(Entries of transcribed document text)

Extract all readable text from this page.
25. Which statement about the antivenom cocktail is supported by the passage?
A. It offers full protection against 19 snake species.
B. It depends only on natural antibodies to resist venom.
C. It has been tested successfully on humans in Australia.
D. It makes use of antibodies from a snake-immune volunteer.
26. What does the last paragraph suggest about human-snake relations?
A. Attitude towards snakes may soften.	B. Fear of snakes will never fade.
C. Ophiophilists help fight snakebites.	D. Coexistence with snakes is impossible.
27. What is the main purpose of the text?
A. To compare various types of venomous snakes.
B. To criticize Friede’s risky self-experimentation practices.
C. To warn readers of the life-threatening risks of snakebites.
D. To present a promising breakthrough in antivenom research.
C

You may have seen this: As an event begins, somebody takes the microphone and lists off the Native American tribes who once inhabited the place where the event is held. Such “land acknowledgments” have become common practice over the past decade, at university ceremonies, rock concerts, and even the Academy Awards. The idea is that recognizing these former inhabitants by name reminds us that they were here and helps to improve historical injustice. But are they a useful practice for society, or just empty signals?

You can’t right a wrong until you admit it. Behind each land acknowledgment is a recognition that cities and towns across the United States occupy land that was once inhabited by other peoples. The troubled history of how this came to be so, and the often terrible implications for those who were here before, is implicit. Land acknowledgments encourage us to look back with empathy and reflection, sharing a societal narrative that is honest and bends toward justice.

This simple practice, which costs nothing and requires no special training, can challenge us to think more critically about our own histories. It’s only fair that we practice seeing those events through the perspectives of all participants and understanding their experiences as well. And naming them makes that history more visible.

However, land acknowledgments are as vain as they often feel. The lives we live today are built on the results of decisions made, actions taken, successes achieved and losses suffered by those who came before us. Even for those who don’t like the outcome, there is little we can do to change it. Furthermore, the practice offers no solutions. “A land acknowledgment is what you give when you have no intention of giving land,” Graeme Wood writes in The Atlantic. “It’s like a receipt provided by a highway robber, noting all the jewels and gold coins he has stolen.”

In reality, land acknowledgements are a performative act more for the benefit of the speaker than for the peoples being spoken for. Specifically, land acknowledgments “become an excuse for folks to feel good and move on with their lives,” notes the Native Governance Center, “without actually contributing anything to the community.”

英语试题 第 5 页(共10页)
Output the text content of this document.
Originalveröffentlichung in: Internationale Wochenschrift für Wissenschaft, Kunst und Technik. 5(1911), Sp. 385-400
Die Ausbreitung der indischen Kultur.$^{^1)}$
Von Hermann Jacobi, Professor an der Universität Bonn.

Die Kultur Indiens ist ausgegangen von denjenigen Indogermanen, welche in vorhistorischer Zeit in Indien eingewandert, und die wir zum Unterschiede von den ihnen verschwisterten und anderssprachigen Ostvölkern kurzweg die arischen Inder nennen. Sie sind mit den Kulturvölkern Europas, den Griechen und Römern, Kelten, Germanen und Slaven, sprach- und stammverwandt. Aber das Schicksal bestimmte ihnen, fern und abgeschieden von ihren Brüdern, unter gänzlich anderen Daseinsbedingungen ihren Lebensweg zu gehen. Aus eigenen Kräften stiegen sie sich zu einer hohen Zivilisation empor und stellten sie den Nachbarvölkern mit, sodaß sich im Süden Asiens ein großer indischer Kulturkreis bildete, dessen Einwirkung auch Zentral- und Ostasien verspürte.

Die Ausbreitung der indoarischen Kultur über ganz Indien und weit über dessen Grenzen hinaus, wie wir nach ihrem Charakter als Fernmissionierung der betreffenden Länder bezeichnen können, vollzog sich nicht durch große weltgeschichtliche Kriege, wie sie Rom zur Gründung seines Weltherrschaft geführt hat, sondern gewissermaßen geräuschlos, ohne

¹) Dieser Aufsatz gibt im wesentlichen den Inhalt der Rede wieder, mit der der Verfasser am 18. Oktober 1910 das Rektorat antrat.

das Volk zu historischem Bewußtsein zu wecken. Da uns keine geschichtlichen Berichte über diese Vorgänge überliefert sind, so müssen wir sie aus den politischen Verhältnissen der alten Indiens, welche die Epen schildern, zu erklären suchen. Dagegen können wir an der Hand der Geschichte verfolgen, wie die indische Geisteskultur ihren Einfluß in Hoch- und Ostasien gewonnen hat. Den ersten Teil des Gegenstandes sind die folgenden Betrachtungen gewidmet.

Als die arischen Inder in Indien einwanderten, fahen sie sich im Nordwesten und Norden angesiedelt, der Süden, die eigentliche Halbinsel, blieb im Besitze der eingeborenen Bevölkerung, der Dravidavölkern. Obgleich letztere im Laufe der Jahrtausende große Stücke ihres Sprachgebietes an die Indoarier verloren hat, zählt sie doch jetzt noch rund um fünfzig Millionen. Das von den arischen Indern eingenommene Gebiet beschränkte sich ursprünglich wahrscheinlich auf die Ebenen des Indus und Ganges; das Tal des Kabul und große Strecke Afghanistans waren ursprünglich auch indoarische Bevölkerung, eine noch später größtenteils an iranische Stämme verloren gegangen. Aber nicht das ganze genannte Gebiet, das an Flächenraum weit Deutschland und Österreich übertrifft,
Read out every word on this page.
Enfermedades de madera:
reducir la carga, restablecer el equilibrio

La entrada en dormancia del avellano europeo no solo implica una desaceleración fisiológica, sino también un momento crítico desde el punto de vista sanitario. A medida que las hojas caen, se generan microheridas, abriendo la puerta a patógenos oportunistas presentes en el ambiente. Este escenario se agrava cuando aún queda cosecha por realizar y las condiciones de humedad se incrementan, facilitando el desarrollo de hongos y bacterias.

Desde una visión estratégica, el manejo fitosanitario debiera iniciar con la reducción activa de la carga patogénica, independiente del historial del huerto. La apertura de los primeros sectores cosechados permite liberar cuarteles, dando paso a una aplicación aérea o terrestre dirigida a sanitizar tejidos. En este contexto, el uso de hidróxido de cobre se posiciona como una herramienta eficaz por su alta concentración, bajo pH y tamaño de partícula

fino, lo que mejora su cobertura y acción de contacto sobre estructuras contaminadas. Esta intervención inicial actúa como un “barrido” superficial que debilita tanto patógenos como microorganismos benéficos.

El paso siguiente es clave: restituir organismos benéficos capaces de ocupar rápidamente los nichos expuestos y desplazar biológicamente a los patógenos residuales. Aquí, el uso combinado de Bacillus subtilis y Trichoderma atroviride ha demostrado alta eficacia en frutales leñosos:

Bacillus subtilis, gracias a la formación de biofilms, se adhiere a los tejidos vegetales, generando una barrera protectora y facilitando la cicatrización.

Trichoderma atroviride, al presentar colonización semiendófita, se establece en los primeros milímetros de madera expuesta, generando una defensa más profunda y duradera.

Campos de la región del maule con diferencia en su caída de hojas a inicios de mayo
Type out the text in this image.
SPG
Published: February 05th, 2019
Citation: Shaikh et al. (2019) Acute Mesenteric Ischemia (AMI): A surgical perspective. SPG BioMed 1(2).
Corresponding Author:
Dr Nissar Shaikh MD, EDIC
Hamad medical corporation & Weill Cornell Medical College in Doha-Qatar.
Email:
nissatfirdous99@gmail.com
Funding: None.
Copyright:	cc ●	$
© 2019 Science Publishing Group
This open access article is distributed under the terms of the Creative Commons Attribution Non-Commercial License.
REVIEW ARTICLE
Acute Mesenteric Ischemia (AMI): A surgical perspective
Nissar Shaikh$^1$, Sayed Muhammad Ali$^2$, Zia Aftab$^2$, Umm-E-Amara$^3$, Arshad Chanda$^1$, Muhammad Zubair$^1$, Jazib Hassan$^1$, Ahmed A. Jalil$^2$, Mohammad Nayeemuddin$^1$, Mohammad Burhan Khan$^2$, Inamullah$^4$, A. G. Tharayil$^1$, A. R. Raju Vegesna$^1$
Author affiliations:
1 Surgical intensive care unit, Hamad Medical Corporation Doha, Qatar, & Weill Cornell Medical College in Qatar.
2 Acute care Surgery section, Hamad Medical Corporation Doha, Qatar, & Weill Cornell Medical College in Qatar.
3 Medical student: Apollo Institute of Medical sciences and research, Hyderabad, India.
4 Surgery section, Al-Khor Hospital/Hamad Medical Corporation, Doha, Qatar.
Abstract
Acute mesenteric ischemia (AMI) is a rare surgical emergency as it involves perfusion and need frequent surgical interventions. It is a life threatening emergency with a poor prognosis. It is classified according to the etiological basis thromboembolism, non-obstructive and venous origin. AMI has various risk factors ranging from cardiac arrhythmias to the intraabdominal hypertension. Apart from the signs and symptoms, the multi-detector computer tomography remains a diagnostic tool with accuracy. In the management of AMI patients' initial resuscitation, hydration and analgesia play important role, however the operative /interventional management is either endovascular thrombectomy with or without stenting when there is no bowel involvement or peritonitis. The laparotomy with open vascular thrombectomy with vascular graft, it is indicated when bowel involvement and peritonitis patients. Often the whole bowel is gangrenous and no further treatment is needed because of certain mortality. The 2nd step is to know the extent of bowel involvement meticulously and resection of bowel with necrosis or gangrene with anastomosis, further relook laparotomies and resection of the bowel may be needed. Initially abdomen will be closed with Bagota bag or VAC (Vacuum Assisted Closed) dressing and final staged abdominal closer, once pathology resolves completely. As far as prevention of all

(Directions for this task) Using the records above, select and copy every line that has the word "como".

(Task output)
Desde una visión estratégica, el manejo fitosanitario debiera iniciar con la reducción activa de la carga patogénica, independiente del historial del huerto. La apertura de los primeros sectores cosechados permite liberar cuarteles, dando paso a una aplicación aérea o terrestre dirigida a sanitizar tejidos. En este contexto, el uso de hidróxido de cobre se posiciona como una herramienta eficaz por su alta concentración, bajo pH y tamaño de partícula
fino, lo que mejora su cobertura y acción de contacto sobre estructuras contaminadas. Esta intervención inicial actúa como un “barrido” superficial que debilita tanto patógenos como microorganismos benéficos.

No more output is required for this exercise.